• _RECORDS PROVIDED_
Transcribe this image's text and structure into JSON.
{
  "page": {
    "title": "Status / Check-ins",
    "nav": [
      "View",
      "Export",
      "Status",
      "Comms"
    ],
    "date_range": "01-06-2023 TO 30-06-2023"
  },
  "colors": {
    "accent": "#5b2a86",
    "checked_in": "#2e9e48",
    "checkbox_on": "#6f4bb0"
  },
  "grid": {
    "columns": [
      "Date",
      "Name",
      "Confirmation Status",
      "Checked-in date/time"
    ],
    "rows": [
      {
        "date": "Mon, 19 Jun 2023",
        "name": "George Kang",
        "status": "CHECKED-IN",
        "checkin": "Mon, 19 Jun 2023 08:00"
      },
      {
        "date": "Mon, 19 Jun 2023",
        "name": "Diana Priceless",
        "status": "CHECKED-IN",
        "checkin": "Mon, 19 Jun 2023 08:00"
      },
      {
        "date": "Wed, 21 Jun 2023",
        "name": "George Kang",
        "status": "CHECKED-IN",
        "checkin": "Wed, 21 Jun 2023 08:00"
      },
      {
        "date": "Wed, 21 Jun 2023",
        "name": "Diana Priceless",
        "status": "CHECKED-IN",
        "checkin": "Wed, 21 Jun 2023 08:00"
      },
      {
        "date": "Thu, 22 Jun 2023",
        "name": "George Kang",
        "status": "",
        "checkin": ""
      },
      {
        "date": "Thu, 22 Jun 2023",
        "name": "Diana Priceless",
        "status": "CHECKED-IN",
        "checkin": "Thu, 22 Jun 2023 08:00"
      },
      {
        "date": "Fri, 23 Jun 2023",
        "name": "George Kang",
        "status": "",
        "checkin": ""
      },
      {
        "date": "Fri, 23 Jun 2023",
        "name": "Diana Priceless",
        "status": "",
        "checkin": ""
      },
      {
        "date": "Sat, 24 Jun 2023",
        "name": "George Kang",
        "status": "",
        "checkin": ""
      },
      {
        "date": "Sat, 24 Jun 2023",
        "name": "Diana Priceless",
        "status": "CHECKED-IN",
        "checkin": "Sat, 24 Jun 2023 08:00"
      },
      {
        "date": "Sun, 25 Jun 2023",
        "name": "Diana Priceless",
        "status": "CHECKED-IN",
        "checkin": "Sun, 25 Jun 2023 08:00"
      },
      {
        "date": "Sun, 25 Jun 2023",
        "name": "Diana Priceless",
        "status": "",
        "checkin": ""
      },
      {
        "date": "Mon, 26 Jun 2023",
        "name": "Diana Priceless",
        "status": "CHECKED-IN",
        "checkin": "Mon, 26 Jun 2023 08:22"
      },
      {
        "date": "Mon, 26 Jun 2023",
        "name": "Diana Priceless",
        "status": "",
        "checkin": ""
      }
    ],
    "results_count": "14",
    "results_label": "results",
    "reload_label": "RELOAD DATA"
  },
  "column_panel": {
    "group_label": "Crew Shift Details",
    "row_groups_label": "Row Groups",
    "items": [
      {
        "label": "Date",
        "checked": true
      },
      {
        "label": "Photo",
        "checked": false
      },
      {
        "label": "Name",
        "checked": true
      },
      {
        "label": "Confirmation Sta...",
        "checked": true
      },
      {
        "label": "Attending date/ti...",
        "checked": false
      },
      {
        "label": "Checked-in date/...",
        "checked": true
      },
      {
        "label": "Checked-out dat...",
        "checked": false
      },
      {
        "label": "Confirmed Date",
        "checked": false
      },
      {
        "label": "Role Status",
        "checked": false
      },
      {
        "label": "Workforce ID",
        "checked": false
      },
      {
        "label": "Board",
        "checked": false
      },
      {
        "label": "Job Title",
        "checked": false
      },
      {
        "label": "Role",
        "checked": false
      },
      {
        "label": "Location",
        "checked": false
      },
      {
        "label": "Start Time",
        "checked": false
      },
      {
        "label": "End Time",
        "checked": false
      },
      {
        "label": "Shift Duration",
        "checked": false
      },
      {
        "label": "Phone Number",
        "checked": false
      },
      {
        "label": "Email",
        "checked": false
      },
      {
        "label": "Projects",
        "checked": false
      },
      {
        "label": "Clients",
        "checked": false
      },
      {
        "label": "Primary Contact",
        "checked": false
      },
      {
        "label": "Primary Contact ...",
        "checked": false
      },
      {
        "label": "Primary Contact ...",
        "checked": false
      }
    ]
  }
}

• _REQUEST_
Exactly reproduce every line of the records.

• _SOLUTION TO THIS EXERCISE_
Transcribe this image's text and structure into JSON.
{
  "page": {
    "title": "Status / Check-ins",
    "nav": [
      "View",
      "Export",
      "Status",
      "Comms"
    ],
    "date_range": "01-06-2023 TO 30-06-2023"
  },
  "colors": {
    "accent": "#5b2a86",
    "checked_in": "#2e9e48",
    "checkbox_on": "#6f4bb0"
  },
  "grid": {
    "columns": [
      "Date",
      "Name",
      "Confirmation Status",
      "Checked-in date/time"
    ],
    "rows": [
      {
        "date": "Mon, 19 Jun 2023",
        "name": "George Kang",
        "status": "CHECKED-IN",
        "checkin": "Mon, 19 Jun 2023 08:00"
      },
      {
        "date": "Mon, 19 Jun 2023",
        "name": "Diana Priceless",
        "status": "CHECKED-IN",
        "checkin": "Mon, 19 Jun 2023 08:00"
      },
      {
        "date": "Wed, 21 Jun 2023",
        "name": "George Kang",
        "status": "CHECKED-IN",
        "checkin": "Wed, 21 Jun 2023 08:00"
      },
      {
        "date": "Wed, 21 Jun 2023",
        "name": "Diana Priceless",
        "status": "CHECKED-IN",
        "checkin": "Wed, 21 Jun 2023 08:00"
      },
      {
        "date": "Thu, 22 Jun 2023",
        "name": "George Kang",
        "status": "",
        "checkin": ""
      },
      {
        "date": "Thu, 22 Jun 2023",
        "name": "Diana Priceless",
        "status": "CHECKED-IN",
        "checkin": "Thu, 22 Jun 2023 08:00"
      },
      {
        "date": "Fri, 23 Jun 2023",
        "name": "George Kang",
        "status": "",
        "checkin": ""
      },
      {
        "date": "Fri, 23 Jun 2023",
        "name": "Diana Priceless",
        "status": "",
        "checkin": ""
      },
      {
        "date": "Sat, 24 Jun 2023",
        "name": "George Kang",
        "status": "",
        "checkin": ""
      },
      {
        "date": "Sat, 24 Jun 2023",
        "name": "Diana Priceless",
        "status": "CHECKED-IN",
        "checkin": "Sat, 24 Jun 2023 08:00"
      },
      {
        "date": "Sun, 25 Jun 2023",
        "name": "Diana Priceless",
        "status": "CHECKED-IN",
        "checkin": "Sun, 25 Jun 2023 08:00"
      },
      {
        "date": "Sun, 25 Jun 2023",
        "name": "Diana Priceless",
        "status": "",
        "checkin": ""
      },
      {
        "date": "Mon, 26 Jun 2023",
        "name": "Diana Priceless",
        "status": "CHECKED-IN",
        "checkin": "Mon, 26 Jun 2023 08:22"
      },
      {
        "date": "Mon, 26 Jun 2023",
        "name": "Diana Priceless",
        "status": "",
        "checkin": ""
      }
    ],
    "results_count": "14",
    "results_label": "results",
    "reload_label": "RELOAD DATA"
  },
  "column_panel": {
    "group_label": "Crew Shift Details",
    "row_groups_label": "Row Groups",
    "items": [
      {
        "label": "Date",
        "checked": true
      },
      {
        "label": "Photo",
        "checked": false
      },
      {
        "label": "Name",
        "checked": true
      },
      {
        "label": "Confirmation Sta...",
        "checked": true
      },
      {
        "label": "Attending date/ti...",
        "checked": false
      },
      {
        "label": "Checked-in date/...",
        "checked": true
      },
      {
        "label": "Checked-out dat...",
        "checked": false
      },
      {
        "label": "Confirmed Date",
        "checked": false
      },
      {
        "label": "Role Status",
        "checked": false
      },
      {
        "label": "Workforce ID",
        "checked": false
      },
      {
        "label": "Board",
        "checked": false
      },
      {
        "label": "Job Title",
        "checked": false
      },
      {
        "label": "Role",
        "checked": false
      },
      {
        "label": "Location",
        "checked": false
      },
      {
        "label": "Start Time",
        "checked": false
      },
      {
        "label": "End Time",
        "checked": false
      },
      {
        "label": "Shift Duration",
        "checked": false
      },
      {
        "label": "Phone Number",
        "checked": false
      },
      {
        "label": "Email",
        "checked": false
      },
      {
        "label": "Projects",
        "checked": false
      },
      {
        "label": "Clients",
        "checked": false
      },
      {
        "label": "Primary Contact",
        "checked": false
      },
      {
        "label": "Primary Contact ...",
        "checked": false
      },
      {
        "label": "Primary Contact ...",
        "checked": false
      }
    ]
  }
}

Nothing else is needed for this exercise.